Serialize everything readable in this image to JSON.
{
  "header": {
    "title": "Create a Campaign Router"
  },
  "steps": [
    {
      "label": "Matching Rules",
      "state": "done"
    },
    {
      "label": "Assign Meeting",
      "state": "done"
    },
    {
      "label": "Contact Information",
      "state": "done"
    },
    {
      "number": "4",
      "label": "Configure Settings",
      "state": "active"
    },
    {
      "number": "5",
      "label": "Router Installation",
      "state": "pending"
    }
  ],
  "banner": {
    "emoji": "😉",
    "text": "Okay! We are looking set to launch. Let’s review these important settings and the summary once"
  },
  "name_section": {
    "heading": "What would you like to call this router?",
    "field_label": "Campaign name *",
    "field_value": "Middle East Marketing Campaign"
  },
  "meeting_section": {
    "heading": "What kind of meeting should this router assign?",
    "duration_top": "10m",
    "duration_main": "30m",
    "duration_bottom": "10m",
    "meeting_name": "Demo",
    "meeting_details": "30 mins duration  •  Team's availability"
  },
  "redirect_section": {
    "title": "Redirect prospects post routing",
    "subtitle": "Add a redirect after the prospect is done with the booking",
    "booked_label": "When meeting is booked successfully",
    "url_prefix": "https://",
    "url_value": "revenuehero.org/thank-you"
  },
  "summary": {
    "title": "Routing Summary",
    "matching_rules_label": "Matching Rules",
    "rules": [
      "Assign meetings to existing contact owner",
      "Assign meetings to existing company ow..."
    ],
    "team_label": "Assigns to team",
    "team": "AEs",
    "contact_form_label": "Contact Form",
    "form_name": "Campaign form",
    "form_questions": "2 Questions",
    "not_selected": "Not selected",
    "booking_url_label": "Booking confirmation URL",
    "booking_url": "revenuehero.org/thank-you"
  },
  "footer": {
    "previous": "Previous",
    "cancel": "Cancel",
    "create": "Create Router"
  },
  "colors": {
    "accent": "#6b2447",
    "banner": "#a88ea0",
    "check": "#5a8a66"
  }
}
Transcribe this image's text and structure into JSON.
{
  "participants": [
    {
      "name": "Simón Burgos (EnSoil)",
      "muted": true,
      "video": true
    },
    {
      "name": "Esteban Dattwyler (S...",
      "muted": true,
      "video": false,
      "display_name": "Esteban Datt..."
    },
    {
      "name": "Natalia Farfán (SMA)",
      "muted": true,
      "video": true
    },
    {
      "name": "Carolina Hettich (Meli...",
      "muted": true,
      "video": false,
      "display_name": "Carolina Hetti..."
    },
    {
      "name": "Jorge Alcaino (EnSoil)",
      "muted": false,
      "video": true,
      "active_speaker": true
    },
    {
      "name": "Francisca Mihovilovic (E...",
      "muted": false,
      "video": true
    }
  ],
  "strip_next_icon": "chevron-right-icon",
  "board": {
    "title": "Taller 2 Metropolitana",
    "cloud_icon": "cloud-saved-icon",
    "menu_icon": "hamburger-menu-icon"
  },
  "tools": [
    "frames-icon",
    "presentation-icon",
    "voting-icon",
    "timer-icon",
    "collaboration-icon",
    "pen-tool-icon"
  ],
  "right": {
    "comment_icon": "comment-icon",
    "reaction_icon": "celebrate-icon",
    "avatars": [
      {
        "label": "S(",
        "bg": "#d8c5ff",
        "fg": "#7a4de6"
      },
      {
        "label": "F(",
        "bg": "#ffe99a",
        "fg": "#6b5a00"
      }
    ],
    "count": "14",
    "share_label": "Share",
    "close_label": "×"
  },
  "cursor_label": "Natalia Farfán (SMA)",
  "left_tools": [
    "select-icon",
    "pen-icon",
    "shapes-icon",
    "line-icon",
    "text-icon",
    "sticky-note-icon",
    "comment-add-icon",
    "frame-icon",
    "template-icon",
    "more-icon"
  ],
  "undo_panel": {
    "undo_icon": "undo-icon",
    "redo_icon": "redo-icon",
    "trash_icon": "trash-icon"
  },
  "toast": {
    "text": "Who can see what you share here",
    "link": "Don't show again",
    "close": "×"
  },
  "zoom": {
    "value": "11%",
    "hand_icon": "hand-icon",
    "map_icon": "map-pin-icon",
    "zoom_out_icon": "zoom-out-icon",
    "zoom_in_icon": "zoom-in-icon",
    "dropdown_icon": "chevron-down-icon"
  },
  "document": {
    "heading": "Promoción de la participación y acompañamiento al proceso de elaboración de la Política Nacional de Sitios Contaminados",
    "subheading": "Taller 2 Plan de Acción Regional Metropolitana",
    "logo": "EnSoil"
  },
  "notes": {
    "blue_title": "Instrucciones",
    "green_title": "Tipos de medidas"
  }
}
************
Exercise details:
Give the number of lines containing the word "Create". No other answer is needed.

Expected output:
2